→ **DIRECTIVES**:
A) In the tutorial on logical queries, repeat everything from "Some interactive plots" down to "via the inspector).", swapping "constructed" for "built".
B) Turn the lines of the records from the one containing "find all labels, buttons, inputs, and" down to the one containing "username-input[interactable] — [309, 200, 519, 226]" into a numbered list, skipping any blank lines.

→ **SOURCE DOCUMENT**:
____________________
Logical queries

knitr::opts_chunk$set(
    echo = TRUE, 
    tidy.opts = list(width.cutoff = 65),
    tidy = FALSE)

set.seed(12314159)

imageDirectory <- "./images/logic"
dataDirectory <- "data"

One of the principal strengths of linked plots is the ease with which one can form complex logical queries on the data.

library(loon)

The cars of the 1974 Motor Trends magazine

Begin with a classic data set in R -- mtcars.
For the sake of illustration, some enrichment of the variables and their values will be made:

data(mtcars, package = "datasets")

mtcars$country <- c("Japan", "Japan", "Japan", "USA", "USA", "USA", "USA", 
                    "Germany", "Germany", "Germany", "Germany", "Germany", 
                    "Germany", "Germany", "USA", "USA", "USA", "Italy", 
                    "Japan", "Japan", "Japan", "USA", "USA", "USA", "USA", 
                    "Italy", "Germany", "UK", "USA", "Italy", "italy", "Sweden")
mtcars$continent <- c("Asia", "Asia", "Asia", "North America", "North America", 
                      "North America", "North America", "Europe", "Europe", 
                      "Europe", "Europe", "Europe", "Europe", "Europe",  
                      "North America", "North America", "North America", 
                      "Europe", "Asia", "Asia", "Asia", "North America", 
                      "North America", "North America", "North America", 
                      "Europe", "Europe", "Europe", "North America", 
                      "Europe", "Europe", "Europe" )
mtcars$company <- c("Mazda", "Mazda", "Nissan", "AMC", "AMC", "Chrysler", 
                    "Chrysler", "Mercedes", "Mercedes", "Mercedes", "Mercedes",
                    "Mercedes", "Mercedes", "Mercedes", "GM", "Ford", 
                    "Chrysler", "Fiat", "Honda", "Toyota", "Toyota", "Chrysler", 
                    "AMC", "GM", "GM", "Fiat", "Porsche", "Lotus", "Ford", 
                    "Ferrari", "Maserati", "Volvo")

mtcars$Engine <- factor(c("V-shaped", "Straight")[mtcars$vs +1], 
                        levels = c("V-shaped", "Straight"))
mtcars$Transmission <- factor(c("automatic", "manual")[mtcars$am +1], 
                              levels = c("automatic", "manual"))

mtcars$vs <- NULL  # These are redundant now
mtcars$am <- NULL  # 

For this illustration, it will be convenient to separate categorical from continuous data.

varTypes <- split(names(mtcars), 
                  sapply(mtcars, 
                         FUN = function(x){
                             if(is.factor(x)|is.character(x)){ 
                                 "categorical"
                                  } else {"numeric"} } ))

varTypes is a list with two named components: categorical and numeric.

Some interactive plots

To explore the data, several interactive plots will likely have been constructed. Typically, these will have been constructed one at a time and assigned to the same linking group (perhaps via the inspector).

Below, histograms/barplots are constructed for each categorical variable and assigned to that variable name now prefixed by h_ for "histogram".
____________________
→ **THE INPUT**:
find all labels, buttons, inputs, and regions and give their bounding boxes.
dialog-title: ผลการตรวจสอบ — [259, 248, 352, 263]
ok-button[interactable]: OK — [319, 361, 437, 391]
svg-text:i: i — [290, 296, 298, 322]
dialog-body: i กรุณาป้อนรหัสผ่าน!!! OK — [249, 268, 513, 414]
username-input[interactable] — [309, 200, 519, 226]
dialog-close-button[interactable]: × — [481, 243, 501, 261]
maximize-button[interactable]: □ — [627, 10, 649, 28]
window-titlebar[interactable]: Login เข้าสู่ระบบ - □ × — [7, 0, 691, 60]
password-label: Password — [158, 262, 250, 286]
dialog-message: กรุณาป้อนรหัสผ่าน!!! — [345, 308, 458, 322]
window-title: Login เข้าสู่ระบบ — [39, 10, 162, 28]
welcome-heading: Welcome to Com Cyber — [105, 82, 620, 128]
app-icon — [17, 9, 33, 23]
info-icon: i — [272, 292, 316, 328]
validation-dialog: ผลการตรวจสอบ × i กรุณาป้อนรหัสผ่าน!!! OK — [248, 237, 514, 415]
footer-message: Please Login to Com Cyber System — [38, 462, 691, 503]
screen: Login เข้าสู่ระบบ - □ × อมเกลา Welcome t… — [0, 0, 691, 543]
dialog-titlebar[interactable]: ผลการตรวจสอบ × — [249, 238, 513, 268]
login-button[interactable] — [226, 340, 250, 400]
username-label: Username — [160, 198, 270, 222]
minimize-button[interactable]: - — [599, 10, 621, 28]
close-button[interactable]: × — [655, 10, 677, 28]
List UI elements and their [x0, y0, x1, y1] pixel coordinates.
____________________
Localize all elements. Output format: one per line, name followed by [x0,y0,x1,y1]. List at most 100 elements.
____________________
→ **FINAL RESULTS**:
A)
Some interactive plots

To explore the data, several interactive plots will likely have been built. Typically, these will have been built one at a time and assigned to the same linking group (perhaps via the inspector).

B)
1. find all labels, buttons, inputs, and regions and give their bounding boxes.
2. dialog-title: ผลการตรวจสอบ — [259, 248, 352, 263]
3. ok-button[interactable]: OK — [319, 361, 437, 391]
4. svg-text:i: i — [290, 296, 298, 322]
5. dialog-body: i กรุณาป้อนรหัสผ่าน!!! OK — [249, 268, 513, 414]
6. username-input[interactable] — [309, 200, 519, 226]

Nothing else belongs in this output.